## Request
Print each of the following lines without any change, keeping every character and the original order.

########################################

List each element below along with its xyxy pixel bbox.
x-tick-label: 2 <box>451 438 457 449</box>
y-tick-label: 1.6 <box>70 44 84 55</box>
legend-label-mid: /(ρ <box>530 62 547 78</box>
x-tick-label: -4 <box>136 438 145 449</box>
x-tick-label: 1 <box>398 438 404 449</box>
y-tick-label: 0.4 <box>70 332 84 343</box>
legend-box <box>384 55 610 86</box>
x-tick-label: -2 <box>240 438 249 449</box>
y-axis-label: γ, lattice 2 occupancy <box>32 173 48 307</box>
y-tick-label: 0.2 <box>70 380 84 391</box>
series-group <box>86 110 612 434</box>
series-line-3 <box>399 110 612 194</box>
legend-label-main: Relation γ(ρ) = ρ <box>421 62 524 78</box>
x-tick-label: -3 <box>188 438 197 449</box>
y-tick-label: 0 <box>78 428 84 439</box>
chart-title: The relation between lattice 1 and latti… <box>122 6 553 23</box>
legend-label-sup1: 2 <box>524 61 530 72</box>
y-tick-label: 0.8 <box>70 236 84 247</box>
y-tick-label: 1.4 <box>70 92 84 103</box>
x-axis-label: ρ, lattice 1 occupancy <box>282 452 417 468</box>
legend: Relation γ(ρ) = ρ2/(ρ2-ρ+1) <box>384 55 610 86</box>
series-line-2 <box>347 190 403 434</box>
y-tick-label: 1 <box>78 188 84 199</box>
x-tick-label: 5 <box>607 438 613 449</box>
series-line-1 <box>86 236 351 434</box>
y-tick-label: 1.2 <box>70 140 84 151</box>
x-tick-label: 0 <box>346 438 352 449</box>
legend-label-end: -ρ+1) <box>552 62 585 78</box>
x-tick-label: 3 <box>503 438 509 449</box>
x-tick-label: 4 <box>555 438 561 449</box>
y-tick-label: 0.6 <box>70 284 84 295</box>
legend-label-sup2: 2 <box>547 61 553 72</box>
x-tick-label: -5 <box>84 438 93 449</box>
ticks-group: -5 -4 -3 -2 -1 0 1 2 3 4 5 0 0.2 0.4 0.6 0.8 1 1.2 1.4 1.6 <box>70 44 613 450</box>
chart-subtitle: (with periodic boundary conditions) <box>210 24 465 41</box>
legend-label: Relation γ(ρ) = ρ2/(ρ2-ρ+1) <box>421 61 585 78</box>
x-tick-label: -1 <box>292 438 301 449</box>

########################################

## Output
List each element below along with its xyxy pixel bbox.
x-tick-label: 2 <box>451 438 457 449</box>
y-tick-label: 1.6 <box>70 44 84 55</box>
legend-label-mid: /(ρ <box>530 62 547 78</box>
x-tick-label: -4 <box>136 438 145 449</box>
x-tick-label: 1 <box>398 438 404 449</box>
y-tick-label: 0.4 <box>70 332 84 343</box>
legend-box <box>384 55 610 86</box>
x-tick-label: -2 <box>240 438 249 449</box>
y-axis-label: γ, lattice 2 occupancy <box>32 173 48 307</box>
y-tick-label: 0.2 <box>70 380 84 391</box>
series-group <box>86 110 612 434</box>
series-line-3 <box>399 110 612 194</box>
legend-label-main: Relation γ(ρ) = ρ <box>421 62 524 78</box>
x-tick-label: -3 <box>188 438 197 449</box>
y-tick-label: 0 <box>78 428 84 439</box>
chart-title: The relation between lattice 1 and latti… <box>122 6 553 23</box>
legend-label-sup1: 2 <box>524 61 530 72</box>
y-tick-label: 0.8 <box>70 236 84 247</box>
y-tick-label: 1.4 <box>70 92 84 103</box>
x-axis-label: ρ, lattice 1 occupancy <box>282 452 417 468</box>
legend: Relation γ(ρ) = ρ2/(ρ2-ρ+1) <box>384 55 610 86</box>
series-line-2 <box>347 190 403 434</box>
y-tick-label: 1 <box>78 188 84 199</box>
x-tick-label: 5 <box>607 438 613 449</box>
series-line-1 <box>86 236 351 434</box>
y-tick-label: 1.2 <box>70 140 84 151</box>
x-tick-label: 0 <box>346 438 352 449</box>
legend-label-end: -ρ+1) <box>552 62 585 78</box>
x-tick-label: 3 <box>503 438 509 449</box>
x-tick-label: 4 <box>555 438 561 449</box>
y-tick-label: 0.6 <box>70 284 84 295</box>
legend-label-sup2: 2 <box>547 61 553 72</box>
x-tick-label: -5 <box>84 438 93 449</box>
ticks-group: -5 -4 -3 -2 -1 0 1 2 3 4 5 0 0.2 0.4 0.6 0.8 1 1.2 1.4 1.6 <box>70 44 613 450</box>
chart-subtitle: (with periodic boundary conditions) <box>210 24 465 41</box>
legend-label: Relation γ(ρ) = ρ2/(ρ2-ρ+1) <box>421 61 585 78</box>
x-tick-label: -1 <box>292 438 301 449</box>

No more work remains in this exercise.